:: Objective ::
Copy the data exactly; pictures stay out of the copy.

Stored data
================================

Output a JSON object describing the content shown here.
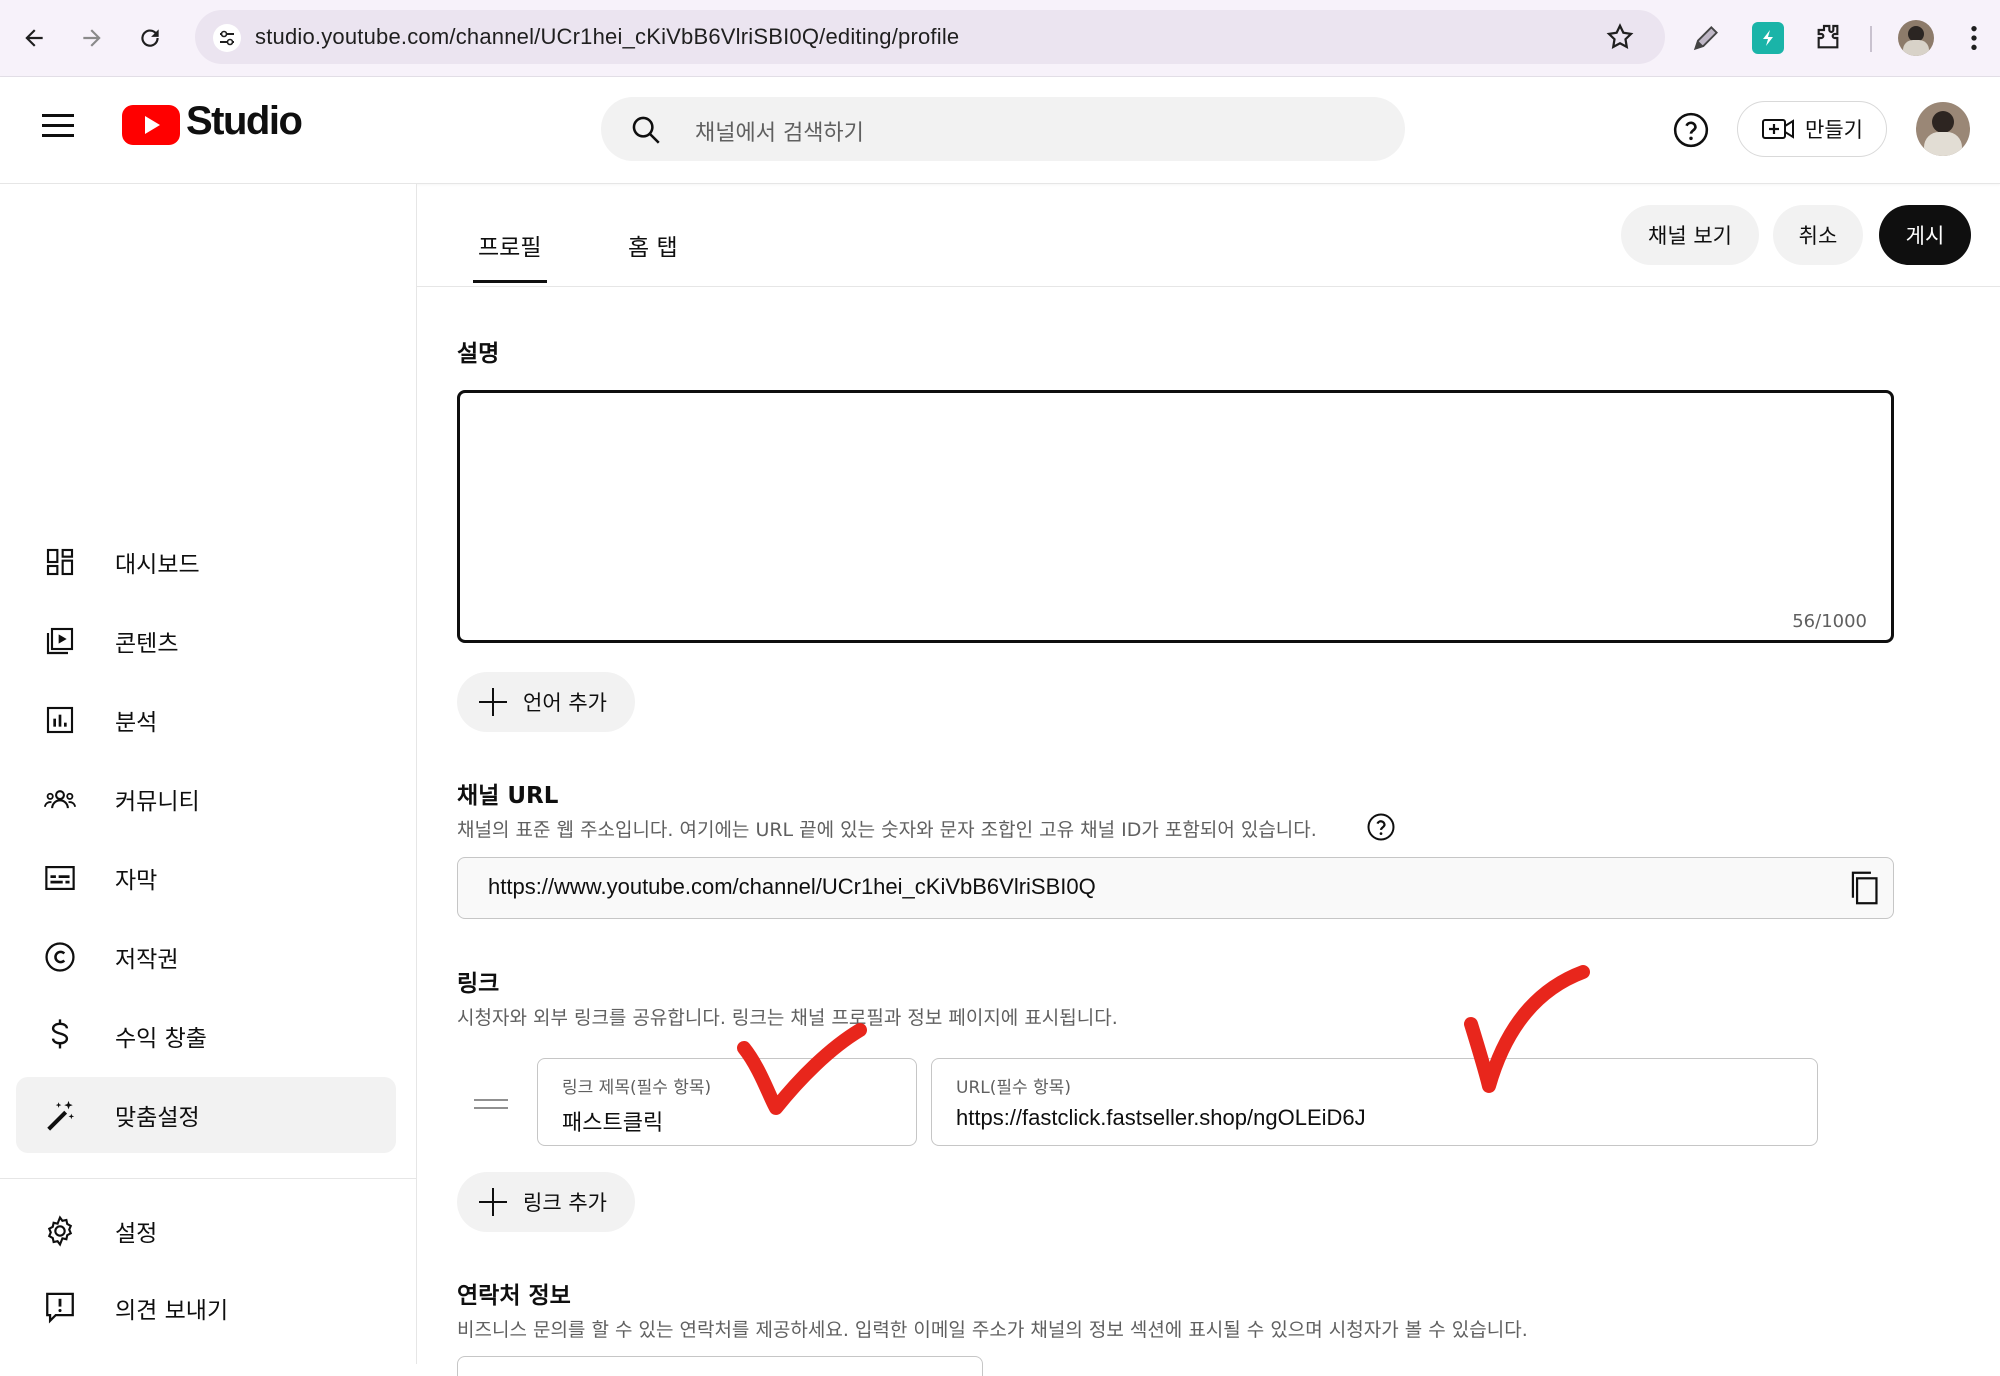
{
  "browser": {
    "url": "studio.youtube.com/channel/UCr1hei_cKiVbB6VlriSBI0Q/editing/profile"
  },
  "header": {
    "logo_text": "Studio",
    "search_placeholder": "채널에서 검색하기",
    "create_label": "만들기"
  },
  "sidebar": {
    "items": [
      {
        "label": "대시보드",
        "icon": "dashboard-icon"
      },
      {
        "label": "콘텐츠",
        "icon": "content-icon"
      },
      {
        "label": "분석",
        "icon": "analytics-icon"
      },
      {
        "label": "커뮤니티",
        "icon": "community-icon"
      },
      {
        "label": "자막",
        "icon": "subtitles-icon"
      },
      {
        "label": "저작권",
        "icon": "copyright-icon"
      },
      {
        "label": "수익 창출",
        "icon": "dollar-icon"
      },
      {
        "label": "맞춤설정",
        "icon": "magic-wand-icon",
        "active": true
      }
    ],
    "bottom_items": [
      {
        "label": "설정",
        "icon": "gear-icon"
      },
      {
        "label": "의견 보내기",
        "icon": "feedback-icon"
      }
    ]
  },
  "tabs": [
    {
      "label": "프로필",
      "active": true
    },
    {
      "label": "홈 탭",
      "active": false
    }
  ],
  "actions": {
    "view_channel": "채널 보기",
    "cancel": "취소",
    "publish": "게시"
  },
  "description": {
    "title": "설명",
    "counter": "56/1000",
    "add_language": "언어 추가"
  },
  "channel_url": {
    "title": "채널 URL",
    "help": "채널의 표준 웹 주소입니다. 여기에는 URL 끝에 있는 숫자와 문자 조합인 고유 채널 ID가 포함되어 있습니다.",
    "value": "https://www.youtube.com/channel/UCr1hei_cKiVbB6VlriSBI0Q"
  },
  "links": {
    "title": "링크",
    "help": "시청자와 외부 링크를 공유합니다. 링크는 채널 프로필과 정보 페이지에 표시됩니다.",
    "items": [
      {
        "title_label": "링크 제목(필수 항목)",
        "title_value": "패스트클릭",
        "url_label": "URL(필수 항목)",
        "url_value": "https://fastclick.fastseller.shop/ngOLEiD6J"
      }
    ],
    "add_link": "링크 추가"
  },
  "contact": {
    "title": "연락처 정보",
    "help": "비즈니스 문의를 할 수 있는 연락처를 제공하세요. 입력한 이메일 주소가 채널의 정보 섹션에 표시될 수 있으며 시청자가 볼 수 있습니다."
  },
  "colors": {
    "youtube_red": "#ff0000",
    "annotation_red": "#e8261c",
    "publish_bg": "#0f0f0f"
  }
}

================================

:: Answer to the problem ::
Output a JSON object describing the content shown here.
{
  "browser": {
    "url": "studio.youtube.com/channel/UCr1hei_cKiVbB6VlriSBI0Q/editing/profile"
  },
  "header": {
    "logo_text": "Studio",
    "search_placeholder": "채널에서 검색하기",
    "create_label": "만들기"
  },
  "sidebar": {
    "items": [
      {
        "label": "대시보드",
        "icon": "dashboard-icon"
      },
      {
        "label": "콘텐츠",
        "icon": "content-icon"
      },
      {
        "label": "분석",
        "icon": "analytics-icon"
      },
      {
        "label": "커뮤니티",
        "icon": "community-icon"
      },
      {
        "label": "자막",
        "icon": "subtitles-icon"
      },
      {
        "label": "저작권",
        "icon": "copyright-icon"
      },
      {
        "label": "수익 창출",
        "icon": "dollar-icon"
      },
      {
        "label": "맞춤설정",
        "icon": "magic-wand-icon",
        "active": true
      }
    ],
    "bottom_items": [
      {
        "label": "설정",
        "icon": "gear-icon"
      },
      {
        "label": "의견 보내기",
        "icon": "feedback-icon"
      }
    ]
  },
  "tabs": [
    {
      "label": "프로필",
      "active": true
    },
    {
      "label": "홈 탭",
      "active": false
    }
  ],
  "actions": {
    "view_channel": "채널 보기",
    "cancel": "취소",
    "publish": "게시"
  },
  "description": {
    "title": "설명",
    "counter": "56/1000",
    "add_language": "언어 추가"
  },
  "channel_url": {
    "title": "채널 URL",
    "help": "채널의 표준 웹 주소입니다. 여기에는 URL 끝에 있는 숫자와 문자 조합인 고유 채널 ID가 포함되어 있습니다.",
    "value": "https://www.youtube.com/channel/UCr1hei_cKiVbB6VlriSBI0Q"
  },
  "links": {
    "title": "링크",
    "help": "시청자와 외부 링크를 공유합니다. 링크는 채널 프로필과 정보 페이지에 표시됩니다.",
    "items": [
      {
        "title_label": "링크 제목(필수 항목)",
        "title_value": "패스트클릭",
        "url_label": "URL(필수 항목)",
        "url_value": "https://fastclick.fastseller.shop/ngOLEiD6J"
      }
    ],
    "add_link": "링크 추가"
  },
  "contact": {
    "title": "연락처 정보",
    "help": "비즈니스 문의를 할 수 있는 연락처를 제공하세요. 입력한 이메일 주소가 채널의 정보 섹션에 표시될 수 있으며 시청자가 볼 수 있습니다."
  },
  "colors": {
    "youtube_red": "#ff0000",
    "annotation_red": "#e8261c",
    "publish_bg": "#0f0f0f"
  }
}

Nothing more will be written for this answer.